╭─ Records for this task
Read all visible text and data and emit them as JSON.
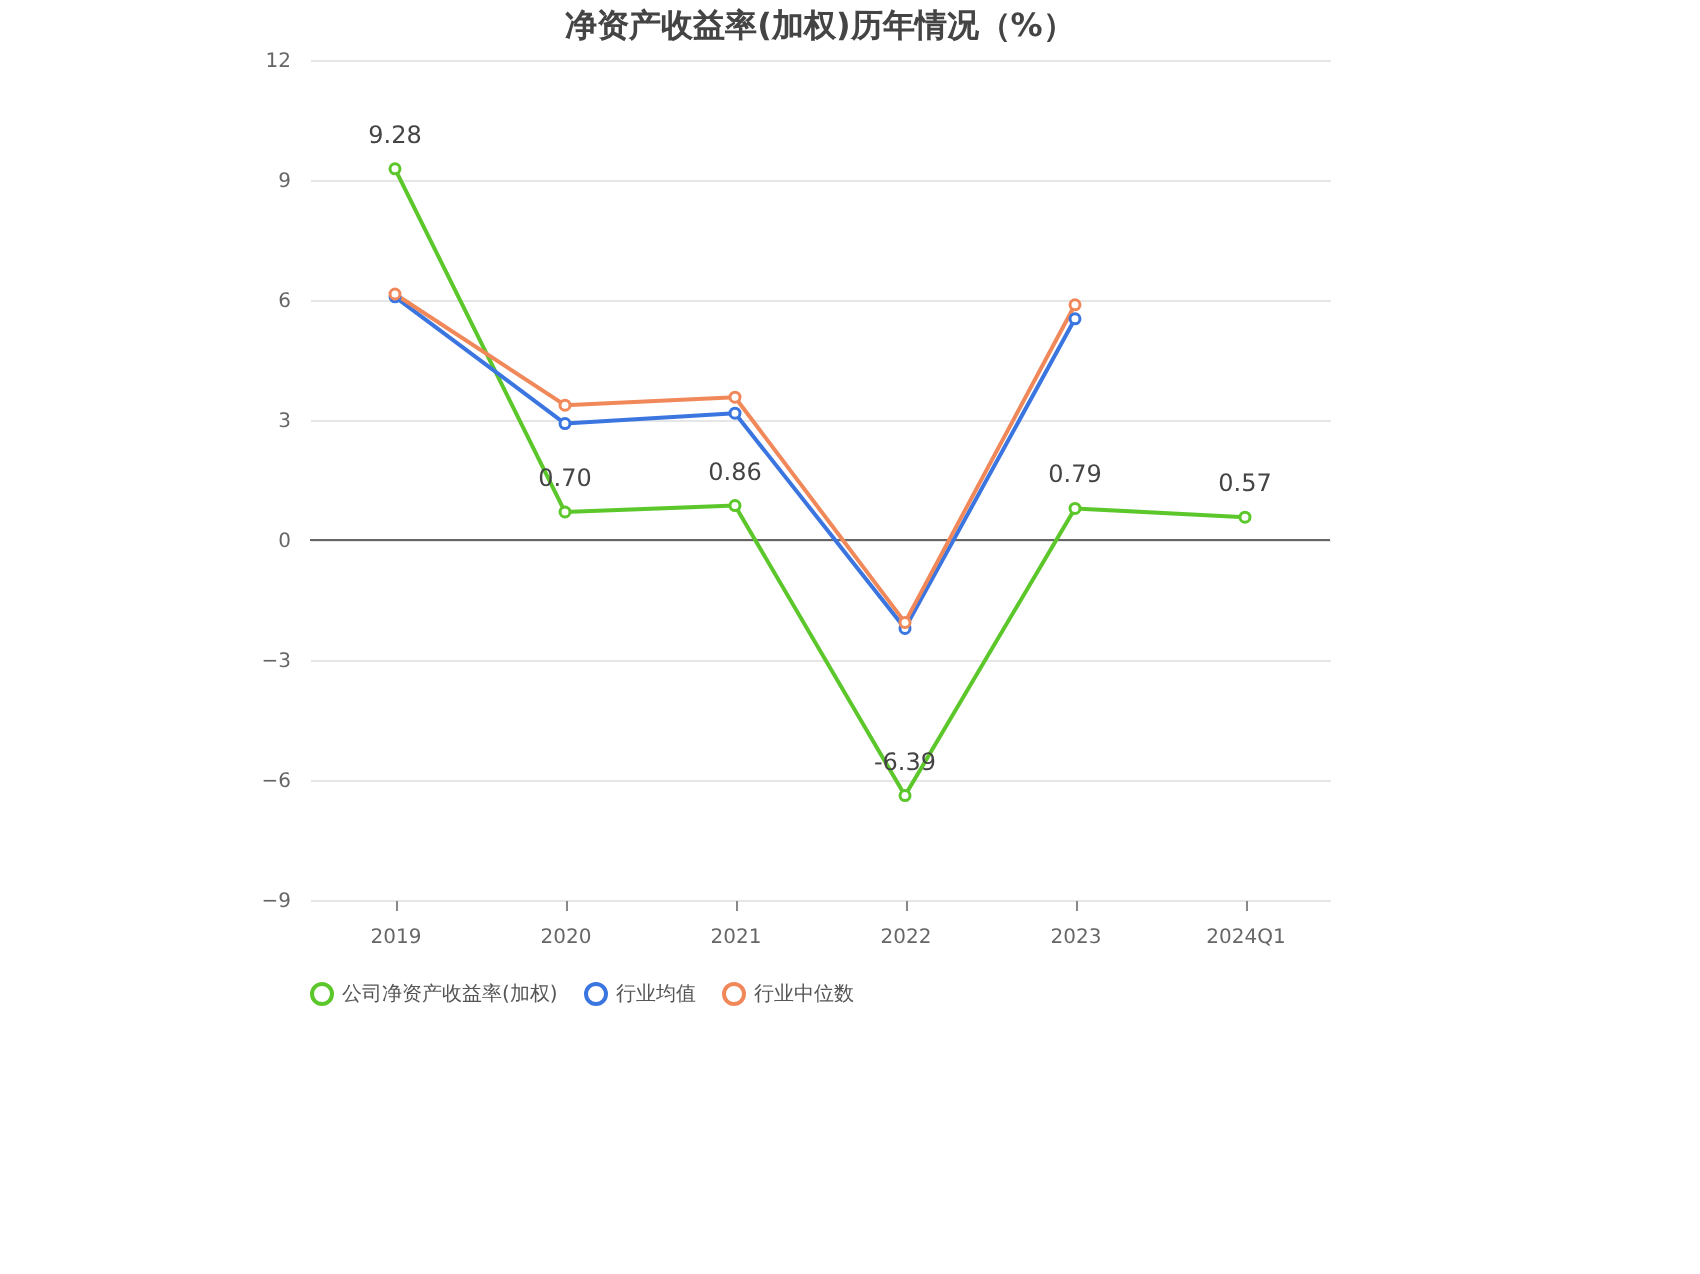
{
  "chart_data": {
    "type": "line",
    "title": "净资产收益率(加权)历年情况（%）",
    "categories": [
      "2019",
      "2020",
      "2021",
      "2022",
      "2023",
      "2024Q1"
    ],
    "series": [
      {
        "name": "公司净资产收益率(加权)",
        "color": "#5cc72b",
        "values": [
          9.28,
          0.7,
          0.86,
          -6.39,
          0.79,
          0.57
        ],
        "value_labels": [
          "9.28",
          "0.70",
          "0.86",
          "-6.39",
          "0.79",
          "0.57"
        ]
      },
      {
        "name": "行业均值",
        "color": "#3a75e0",
        "values": [
          6.08,
          2.91,
          3.17,
          -2.21,
          5.53,
          null
        ]
      },
      {
        "name": "行业中位数",
        "color": "#f0885a",
        "values": [
          6.15,
          3.37,
          3.57,
          -2.06,
          5.88,
          null
        ]
      }
    ],
    "ylim": [
      -9,
      12
    ],
    "yticks": [
      -9,
      -6,
      -3,
      0,
      3,
      6,
      9,
      12
    ],
    "ref_lines": [
      {
        "axis": "y",
        "value": 0,
        "color": "#666666"
      }
    ],
    "grid": "y",
    "legend": "bottom",
    "marker": "circle",
    "line_style": "solid"
  }
}
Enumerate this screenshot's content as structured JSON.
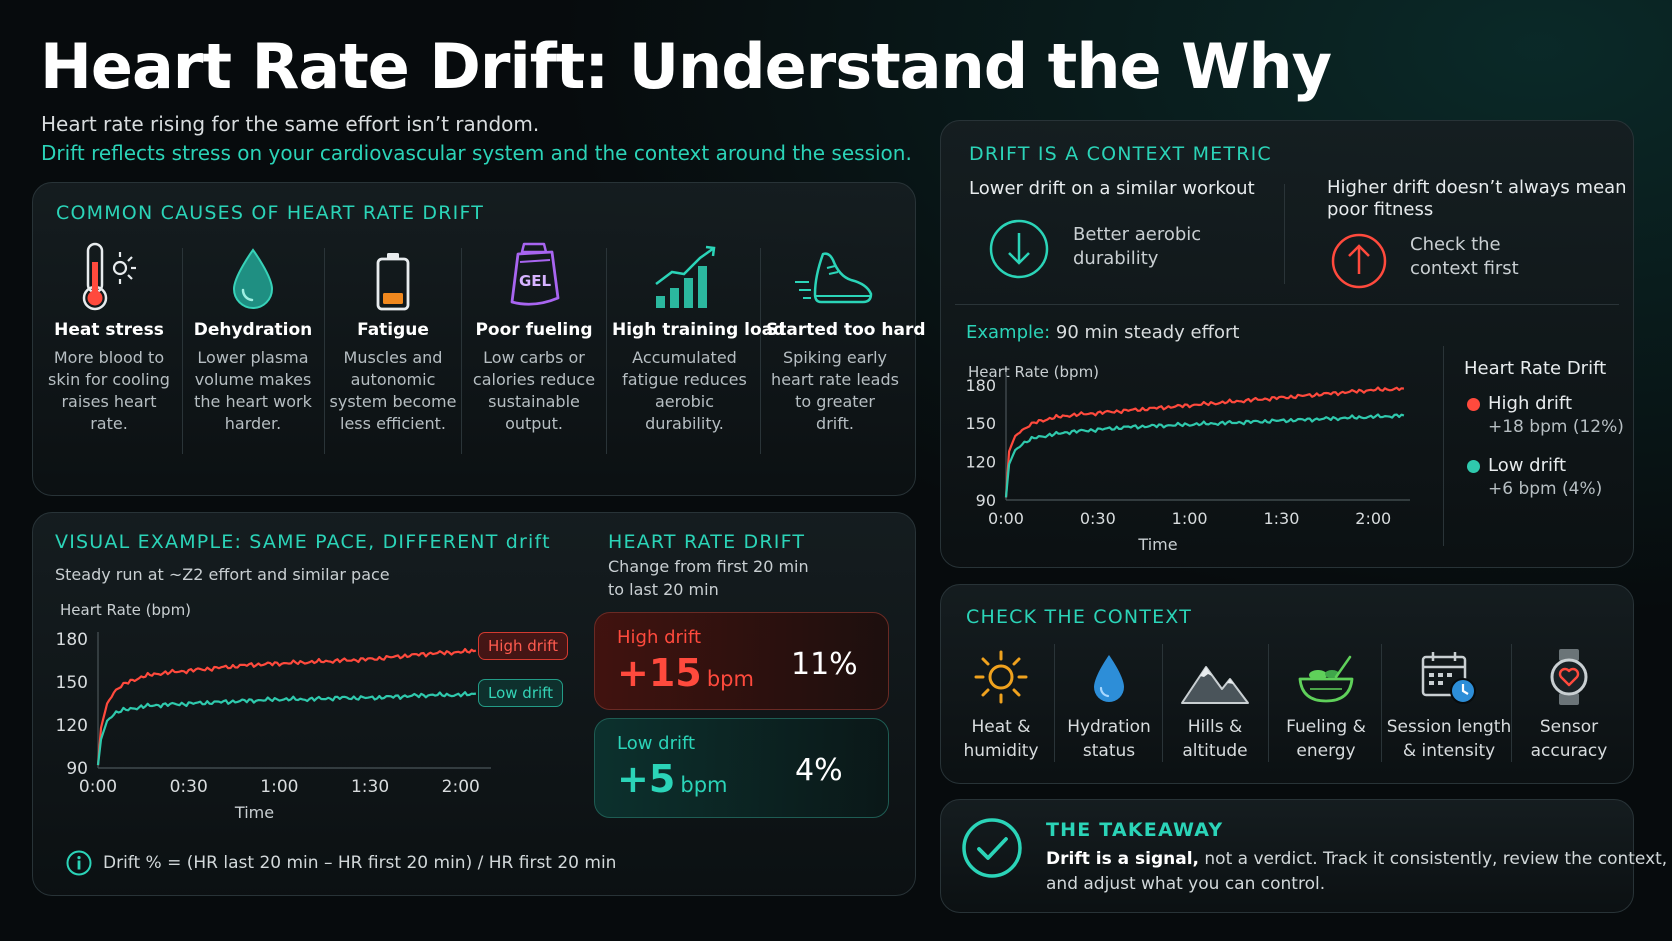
{
  "title": "Heart Rate Drift: Understand the Why",
  "subtitle_line1": "Heart rate rising for the same effort isn’t random.",
  "subtitle_line2": "Drift reflects stress on your cardiovascular system and the context around the session.",
  "causes": {
    "heading": "COMMON CAUSES OF HEART RATE DRIFT",
    "items": [
      {
        "name": "Heat stress",
        "lines": [
          "More blood to",
          "skin for cooling",
          "raises heart rate."
        ],
        "icon": "thermometer-icon"
      },
      {
        "name": "Dehydration",
        "lines": [
          "Lower plasma",
          "volume makes",
          "the heart work",
          "harder."
        ],
        "icon": "water-drop-icon"
      },
      {
        "name": "Fatigue",
        "lines": [
          "Muscles and",
          "autonomic",
          "system become",
          "less efficient."
        ],
        "icon": "battery-low-icon"
      },
      {
        "name": "Poor fueling",
        "lines": [
          "Low carbs or",
          "calories reduce",
          "sustainable",
          "output."
        ],
        "icon": "gel-pack-icon",
        "icon_text": "GEL"
      },
      {
        "name": "High training load",
        "lines": [
          "Accumulated",
          "fatigue reduces",
          "aerobic",
          "durability."
        ],
        "icon": "rising-bars-icon"
      },
      {
        "name": "Started too hard",
        "lines": [
          "Spiking early",
          "heart rate leads",
          "to greater",
          "drift."
        ],
        "icon": "running-shoe-icon"
      }
    ]
  },
  "visual_example": {
    "heading": "VISUAL EXAMPLE: SAME PACE, DIFFERENT drift",
    "description": "Steady run at ~Z2 effort and similar pace",
    "formula": "Drift % = (HR last 20 min – HR first 20 min) / HR first 20 min"
  },
  "chart_data": [
    {
      "type": "line",
      "title": "",
      "ylabel": "Heart Rate (bpm)",
      "xlabel": "Time",
      "x_ticks": [
        "0:00",
        "0:30",
        "1:00",
        "1:30",
        "2:00"
      ],
      "y_ticks": [
        90,
        120,
        150,
        180
      ],
      "ylim": [
        90,
        185
      ],
      "xlim_minutes": [
        0,
        130
      ],
      "series": [
        {
          "name": "High drift",
          "color": "#ff4a3d",
          "x": [
            0,
            1,
            3,
            6,
            10,
            15,
            20,
            30,
            40,
            50,
            60,
            70,
            80,
            90,
            100,
            110,
            120,
            125
          ],
          "y": [
            92,
            118,
            135,
            145,
            150,
            154,
            156,
            158,
            160,
            162,
            163,
            164,
            165,
            166,
            168,
            170,
            171,
            172
          ]
        },
        {
          "name": "Low drift",
          "color": "#2fc9ad",
          "x": [
            0,
            1,
            3,
            6,
            10,
            15,
            20,
            30,
            40,
            50,
            60,
            70,
            80,
            90,
            100,
            110,
            120,
            125
          ],
          "y": [
            92,
            110,
            123,
            129,
            131,
            133,
            134,
            135,
            136,
            137,
            138,
            138,
            139,
            139,
            140,
            141,
            141,
            142
          ]
        }
      ]
    },
    {
      "type": "line",
      "title": "",
      "ylabel": "Heart Rate (bpm)",
      "xlabel": "Time",
      "x_ticks": [
        "0:00",
        "0:30",
        "1:00",
        "1:30",
        "2:00"
      ],
      "y_ticks": [
        90,
        120,
        150,
        180
      ],
      "ylim": [
        90,
        190
      ],
      "xlim_minutes": [
        0,
        132
      ],
      "series": [
        {
          "name": "High drift",
          "color": "#ff4a3d",
          "x": [
            0,
            1,
            3,
            6,
            10,
            15,
            20,
            30,
            40,
            50,
            60,
            70,
            80,
            90,
            100,
            110,
            120,
            130
          ],
          "y": [
            92,
            128,
            140,
            146,
            151,
            154,
            156,
            158,
            160,
            162,
            164,
            166,
            168,
            170,
            172,
            174,
            176,
            177
          ]
        },
        {
          "name": "Low drift",
          "color": "#2fc9ad",
          "x": [
            0,
            1,
            3,
            6,
            10,
            15,
            20,
            30,
            40,
            50,
            60,
            70,
            80,
            90,
            100,
            110,
            120,
            130
          ],
          "y": [
            92,
            118,
            129,
            135,
            139,
            141,
            143,
            145,
            147,
            148,
            149,
            150,
            151,
            152,
            153,
            154,
            155,
            156
          ]
        }
      ]
    }
  ],
  "drift_summary": {
    "heading": "HEART RATE DRIFT",
    "desc_line1": "Change from first 20 min",
    "desc_line2": "to last 20 min",
    "high": {
      "label": "High drift",
      "value": "+15",
      "unit": "bpm",
      "pct": "11%"
    },
    "low": {
      "label": "Low drift",
      "value": "+5",
      "unit": "bpm",
      "pct": "4%"
    }
  },
  "tags": {
    "high": "High drift",
    "low": "Low drift"
  },
  "context_metric": {
    "heading": "DRIFT IS A CONTEXT METRIC",
    "left_title": "Lower drift on a similar workout",
    "left_text1": "Better aerobic",
    "left_text2": "durability",
    "right_title1": "Higher drift doesn’t always mean",
    "right_title2": "poor fitness",
    "right_text1": "Check the",
    "right_text2": "context first",
    "example_label": "Example:",
    "example_text": "90 min steady effort",
    "legend_title": "Heart Rate Drift",
    "legend_high": "High drift",
    "legend_high_value": "+18 bpm (12%)",
    "legend_low": "Low drift",
    "legend_low_value": "+6 bpm (4%)"
  },
  "check_context": {
    "heading": "CHECK THE CONTEXT",
    "items": [
      {
        "l1": "Heat &",
        "l2": "humidity",
        "icon": "sun-icon"
      },
      {
        "l1": "Hydration",
        "l2": "status",
        "icon": "water-drop-icon"
      },
      {
        "l1": "Hills &",
        "l2": "altitude",
        "icon": "mountain-icon"
      },
      {
        "l1": "Fueling &",
        "l2": "energy",
        "icon": "bowl-icon"
      },
      {
        "l1": "Session length",
        "l2": "& intensity",
        "icon": "calendar-clock-icon"
      },
      {
        "l1": "Sensor",
        "l2": "accuracy",
        "icon": "smartwatch-icon"
      }
    ]
  },
  "takeaway": {
    "heading": "THE TAKEAWAY",
    "line1_bold": "Drift is a signal,",
    "line1_rest": " not a verdict. Track it consistently, review the context,",
    "line2": "and adjust what you can control."
  },
  "colors": {
    "accent": "#2bd4b8",
    "high": "#ff4a3d",
    "low": "#2fc9ad"
  }
}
╰─
» Short task
All of the material above should be reproduced exactly, except the pictures.

» Answer for the task
Read all visible text and data and emit them as JSON.
{
  "chart_data": {
    "type": "line",
    "title": "净资产收益率(加权)历年情况（%）",
    "categories": [
      "2019",
      "2020",
      "2021",
      "2022",
      "2023",
      "2024Q1"
    ],
    "series": [
      {
        "name": "公司净资产收益率(加权)",
        "color": "#5cc72b",
        "values": [
          9.28,
          0.7,
          0.86,
          -6.39,
          0.79,
          0.57
        ],
        "value_labels": [
          "9.28",
          "0.70",
          "0.86",
          "-6.39",
          "0.79",
          "0.57"
        ]
      },
      {
        "name": "行业均值",
        "color": "#3a75e0",
        "values": [
          6.08,
          2.91,
          3.17,
          -2.21,
          5.53,
          null
        ]
      },
      {
        "name": "行业中位数",
        "color": "#f0885a",
        "values": [
          6.15,
          3.37,
          3.57,
          -2.06,
          5.88,
          null
        ]
      }
    ],
    "ylim": [
      -9,
      12
    ],
    "yticks": [
      -9,
      -6,
      -3,
      0,
      3,
      6,
      9,
      12
    ],
    "ref_lines": [
      {
        "axis": "y",
        "value": 0,
        "color": "#666666"
      }
    ],
    "grid": "y",
    "legend": "bottom",
    "marker": "circle",
    "line_style": "solid"
  }
}
Enumerate this screenshot's content as structured JSON.
{
  "title": "Heart Rate Drift: Understand the Why",
  "subtitle_line1": "Heart rate rising for the same effort isn’t random.",
  "subtitle_line2": "Drift reflects stress on your cardiovascular system and the context around the session.",
  "causes": {
    "heading": "COMMON CAUSES OF HEART RATE DRIFT",
    "items": [
      {
        "name": "Heat stress",
        "lines": [
          "More blood to",
          "skin for cooling",
          "raises heart rate."
        ],
        "icon": "thermometer-icon"
      },
      {
        "name": "Dehydration",
        "lines": [
          "Lower plasma",
          "volume makes",
          "the heart work",
          "harder."
        ],
        "icon": "water-drop-icon"
      },
      {
        "name": "Fatigue",
        "lines": [
          "Muscles and",
          "autonomic",
          "system become",
          "less efficient."
        ],
        "icon": "battery-low-icon"
      },
      {
        "name": "Poor fueling",
        "lines": [
          "Low carbs or",
          "calories reduce",
          "sustainable",
          "output."
        ],
        "icon": "gel-pack-icon",
        "icon_text": "GEL"
      },
      {
        "name": "High training load",
        "lines": [
          "Accumulated",
          "fatigue reduces",
          "aerobic",
          "durability."
        ],
        "icon": "rising-bars-icon"
      },
      {
        "name": "Started too hard",
        "lines": [
          "Spiking early",
          "heart rate leads",
          "to greater",
          "drift."
        ],
        "icon": "running-shoe-icon"
      }
    ]
  },
  "visual_example": {
    "heading": "VISUAL EXAMPLE: SAME PACE, DIFFERENT drift",
    "description": "Steady run at ~Z2 effort and similar pace",
    "formula": "Drift % = (HR last 20 min – HR first 20 min) / HR first 20 min"
  },
  "chart_data": [
    {
      "type": "line",
      "title": "",
      "ylabel": "Heart Rate (bpm)",
      "xlabel": "Time",
      "x_ticks": [
        "0:00",
        "0:30",
        "1:00",
        "1:30",
        "2:00"
      ],
      "y_ticks": [
        90,
        120,
        150,
        180
      ],
      "ylim": [
        90,
        185
      ],
      "xlim_minutes": [
        0,
        130
      ],
      "series": [
        {
          "name": "High drift",
          "color": "#ff4a3d",
          "x": [
            0,
            1,
            3,
            6,
            10,
            15,
            20,
            30,
            40,
            50,
            60,
            70,
            80,
            90,
            100,
            110,
            120,
            125
          ],
          "y": [
            92,
            118,
            135,
            145,
            150,
            154,
            156,
            158,
            160,
            162,
            163,
            164,
            165,
            166,
            168,
            170,
            171,
            172
          ]
        },
        {
          "name": "Low drift",
          "color": "#2fc9ad",
          "x": [
            0,
            1,
            3,
            6,
            10,
            15,
            20,
            30,
            40,
            50,
            60,
            70,
            80,
            90,
            100,
            110,
            120,
            125
          ],
          "y": [
            92,
            110,
            123,
            129,
            131,
            133,
            134,
            135,
            136,
            137,
            138,
            138,
            139,
            139,
            140,
            141,
            141,
            142
          ]
        }
      ]
    },
    {
      "type": "line",
      "title": "",
      "ylabel": "Heart Rate (bpm)",
      "xlabel": "Time",
      "x_ticks": [
        "0:00",
        "0:30",
        "1:00",
        "1:30",
        "2:00"
      ],
      "y_ticks": [
        90,
        120,
        150,
        180
      ],
      "ylim": [
        90,
        190
      ],
      "xlim_minutes": [
        0,
        132
      ],
      "series": [
        {
          "name": "High drift",
          "color": "#ff4a3d",
          "x": [
            0,
            1,
            3,
            6,
            10,
            15,
            20,
            30,
            40,
            50,
            60,
            70,
            80,
            90,
            100,
            110,
            120,
            130
          ],
          "y": [
            92,
            128,
            140,
            146,
            151,
            154,
            156,
            158,
            160,
            162,
            164,
            166,
            168,
            170,
            172,
            174,
            176,
            177
          ]
        },
        {
          "name": "Low drift",
          "color": "#2fc9ad",
          "x": [
            0,
            1,
            3,
            6,
            10,
            15,
            20,
            30,
            40,
            50,
            60,
            70,
            80,
            90,
            100,
            110,
            120,
            130
          ],
          "y": [
            92,
            118,
            129,
            135,
            139,
            141,
            143,
            145,
            147,
            148,
            149,
            150,
            151,
            152,
            153,
            154,
            155,
            156
          ]
        }
      ]
    }
  ],
  "drift_summary": {
    "heading": "HEART RATE DRIFT",
    "desc_line1": "Change from first 20 min",
    "desc_line2": "to last 20 min",
    "high": {
      "label": "High drift",
      "value": "+15",
      "unit": "bpm",
      "pct": "11%"
    },
    "low": {
      "label": "Low drift",
      "value": "+5",
      "unit": "bpm",
      "pct": "4%"
    }
  },
  "tags": {
    "high": "High drift",
    "low": "Low drift"
  },
  "context_metric": {
    "heading": "DRIFT IS A CONTEXT METRIC",
    "left_title": "Lower drift on a similar workout",
    "left_text1": "Better aerobic",
    "left_text2": "durability",
    "right_title1": "Higher drift doesn’t always mean",
    "right_title2": "poor fitness",
    "right_text1": "Check the",
    "right_text2": "context first",
    "example_label": "Example:",
    "example_text": "90 min steady effort",
    "legend_title": "Heart Rate Drift",
    "legend_high": "High drift",
    "legend_high_value": "+18 bpm (12%)",
    "legend_low": "Low drift",
    "legend_low_value": "+6 bpm (4%)"
  },
  "check_context": {
    "heading": "CHECK THE CONTEXT",
    "items": [
      {
        "l1": "Heat &",
        "l2": "humidity",
        "icon": "sun-icon"
      },
      {
        "l1": "Hydration",
        "l2": "status",
        "icon": "water-drop-icon"
      },
      {
        "l1": "Hills &",
        "l2": "altitude",
        "icon": "mountain-icon"
      },
      {
        "l1": "Fueling &",
        "l2": "energy",
        "icon": "bowl-icon"
      },
      {
        "l1": "Session length",
        "l2": "& intensity",
        "icon": "calendar-clock-icon"
      },
      {
        "l1": "Sensor",
        "l2": "accuracy",
        "icon": "smartwatch-icon"
      }
    ]
  },
  "takeaway": {
    "heading": "THE TAKEAWAY",
    "line1_bold": "Drift is a signal,",
    "line1_rest": " not a verdict. Track it consistently, review the context,",
    "line2": "and adjust what you can control."
  },
  "colors": {
    "accent": "#2bd4b8",
    "high": "#ff4a3d",
    "low": "#2fc9ad"
  }
}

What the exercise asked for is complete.